A:You’re probably worried about deep vein thrombosis, a condition in which a blood clot develops, most commonly in the legs. Part of that clot can break off and travel to the lungs, causing potentially life-threatening complications.
First, the good news: “Exercise alone is not a blood clot risk,” says Director of Exercise Physiology Research at Hartford Hospital, Dr. Beth Parker, who’s currently investigating the effects of sustained endurance exercise on exactly that: blood clot risk.
When we exercise, markers of blood clot formation increase. That’s natural; your body will make tiny clots to repair damaged blood vessels, Parker says. But the second a clot forms, the body releases enzymes that break it down. The result is normally balanced blood, and your risk of getting a larger, more threatening blood clot shouldn’t be any greater after training or racing.
That said, there are some things that can tip the scales in favor of clotting, like the use of oral contraceptives and clotting disorders. Other clot-favoring factors specific to athletes include slow blood flow because of a low resting heart rate, and compression of veins by large muscles.
Researchers, however, have yet to determine if athletes are more likely than the general population to develop DVT, though Parker notes in a 2010 paper, “anecdotal evidence indicate that in at least a small fraction of otherwise healthy, avid exercisers, there may be an augmented risk of DVT following endurance exercise.” The risk in the general population, according to the Centers for Disease Control, is small with just 0.1 percent of people getting DVT annually.

Data drawn from a collection:
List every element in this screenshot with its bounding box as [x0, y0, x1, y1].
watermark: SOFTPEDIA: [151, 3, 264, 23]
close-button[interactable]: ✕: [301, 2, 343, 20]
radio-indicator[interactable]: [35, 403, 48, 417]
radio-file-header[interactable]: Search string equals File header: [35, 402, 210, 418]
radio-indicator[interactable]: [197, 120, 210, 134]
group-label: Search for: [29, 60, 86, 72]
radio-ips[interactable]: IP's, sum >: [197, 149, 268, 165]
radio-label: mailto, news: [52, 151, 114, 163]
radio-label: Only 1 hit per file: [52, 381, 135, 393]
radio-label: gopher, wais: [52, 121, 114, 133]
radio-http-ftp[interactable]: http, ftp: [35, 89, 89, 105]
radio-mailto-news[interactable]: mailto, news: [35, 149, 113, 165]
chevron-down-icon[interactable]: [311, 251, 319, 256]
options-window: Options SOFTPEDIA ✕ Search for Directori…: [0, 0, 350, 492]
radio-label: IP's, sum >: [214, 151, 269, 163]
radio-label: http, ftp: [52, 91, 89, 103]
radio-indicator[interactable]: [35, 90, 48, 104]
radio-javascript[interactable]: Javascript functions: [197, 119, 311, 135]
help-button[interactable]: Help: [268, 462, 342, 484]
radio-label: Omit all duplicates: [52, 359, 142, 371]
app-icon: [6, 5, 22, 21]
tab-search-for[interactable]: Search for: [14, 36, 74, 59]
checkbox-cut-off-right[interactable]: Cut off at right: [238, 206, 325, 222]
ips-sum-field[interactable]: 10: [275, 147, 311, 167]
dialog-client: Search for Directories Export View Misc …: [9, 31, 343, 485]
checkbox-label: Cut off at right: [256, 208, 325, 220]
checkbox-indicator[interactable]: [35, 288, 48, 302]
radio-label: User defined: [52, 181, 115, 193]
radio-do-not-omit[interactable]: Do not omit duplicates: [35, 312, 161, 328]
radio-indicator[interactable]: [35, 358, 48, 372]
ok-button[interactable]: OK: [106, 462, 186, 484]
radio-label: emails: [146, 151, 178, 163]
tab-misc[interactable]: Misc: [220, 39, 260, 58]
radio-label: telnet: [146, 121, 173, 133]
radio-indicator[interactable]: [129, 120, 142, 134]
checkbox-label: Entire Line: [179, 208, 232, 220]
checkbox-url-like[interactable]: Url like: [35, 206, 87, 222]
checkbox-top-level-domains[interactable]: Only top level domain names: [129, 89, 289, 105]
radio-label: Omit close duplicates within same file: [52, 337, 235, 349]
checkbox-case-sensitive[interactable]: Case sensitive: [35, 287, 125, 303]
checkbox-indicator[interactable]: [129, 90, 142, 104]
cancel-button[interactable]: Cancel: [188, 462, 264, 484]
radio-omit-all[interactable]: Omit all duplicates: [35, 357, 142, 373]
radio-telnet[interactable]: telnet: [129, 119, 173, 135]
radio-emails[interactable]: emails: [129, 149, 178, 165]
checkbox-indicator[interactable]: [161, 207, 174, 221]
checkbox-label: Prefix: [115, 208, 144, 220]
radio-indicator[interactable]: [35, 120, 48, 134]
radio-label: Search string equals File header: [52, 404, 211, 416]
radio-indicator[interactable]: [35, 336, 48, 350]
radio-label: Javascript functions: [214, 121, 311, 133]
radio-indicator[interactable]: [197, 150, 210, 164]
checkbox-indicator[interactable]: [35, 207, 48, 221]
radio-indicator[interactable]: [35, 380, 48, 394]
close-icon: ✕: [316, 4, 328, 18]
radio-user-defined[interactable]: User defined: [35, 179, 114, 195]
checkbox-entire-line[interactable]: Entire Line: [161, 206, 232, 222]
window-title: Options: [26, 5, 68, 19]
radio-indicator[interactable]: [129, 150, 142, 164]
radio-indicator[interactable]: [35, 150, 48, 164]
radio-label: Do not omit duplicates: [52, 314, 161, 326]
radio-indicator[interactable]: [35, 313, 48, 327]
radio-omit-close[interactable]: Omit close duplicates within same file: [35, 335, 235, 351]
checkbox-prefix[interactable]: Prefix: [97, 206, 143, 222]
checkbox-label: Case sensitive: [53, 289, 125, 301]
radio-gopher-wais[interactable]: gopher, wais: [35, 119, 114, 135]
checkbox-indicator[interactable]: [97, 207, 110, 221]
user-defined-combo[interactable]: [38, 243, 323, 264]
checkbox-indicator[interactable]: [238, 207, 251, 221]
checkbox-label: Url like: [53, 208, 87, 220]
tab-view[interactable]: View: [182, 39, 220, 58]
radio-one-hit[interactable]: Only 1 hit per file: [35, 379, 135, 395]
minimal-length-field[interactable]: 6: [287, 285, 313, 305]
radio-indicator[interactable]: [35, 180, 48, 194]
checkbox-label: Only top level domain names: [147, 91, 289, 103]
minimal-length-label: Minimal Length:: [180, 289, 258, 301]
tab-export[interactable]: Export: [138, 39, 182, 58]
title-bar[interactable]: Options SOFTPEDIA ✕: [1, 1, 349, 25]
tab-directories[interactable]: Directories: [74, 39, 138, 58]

§ **Task requirements**:
1 - According to the passage on exercise and blood clots, what share of people in the general population get DVT each year, per the Centers for Disease Control?
2 - List every factor that the passage on exercise and blood clots names as tipping the scales in favor of clotting.
3 - Continue the passage on exercise and blood clots from its last sentence.
The listing plays no part in the work that comes next.

§ **Solved tasks**:
1 - 0.1 percent

2 -
- use of oral contraceptives
- clotting disorders
- slow blood flow because of a low resting heart rate
- compression of veins by large muscles

3 -
Travel to and from an event can also up your clotting risk. The problem isn’t just with airplanes; the risk of getting deep vein thrombosis increases twofold with any form of sedentary travel lasting about four or more hours. That includes driving in a car or sitting on a train.
Following these rules can help lower your chance of getting DVT on a plane:
Avoid wearing tight pants while traveling, Parker says. Pressure on your quads can push the blood down into your calves. However, compression socks, which squeeze the calves, have been shown to help decrease DVT risk by helping to push blood back up out of the legs.
Get Up and Move
Get up and move around during your flight to keep the blood flowing in your legs.
Go For the Aisle
Get an aisle seat. According to the Centers for Disease Control, people who sit in aisle seats have a lower risk of developing DVT than window seaters, likely because the guys in the aisle got up and stretched out their calves more often.
Currently, the Centers for Disease Control say there’s no evidence that staying hydrated will prevent DVT, though Parker says dehydration is one possible way travel may contribute to DVT in athletes. So stay hydrated after your event.
THE BOTTOM LINE: Anecdotal evidence has shown that some athletes may be at an elevated risk for developing deep vein thrombosis. If you’re traveling four or more hours from your event, whether by car, plane, or train, make sure you get up frequently to keep the blood moving in your legs.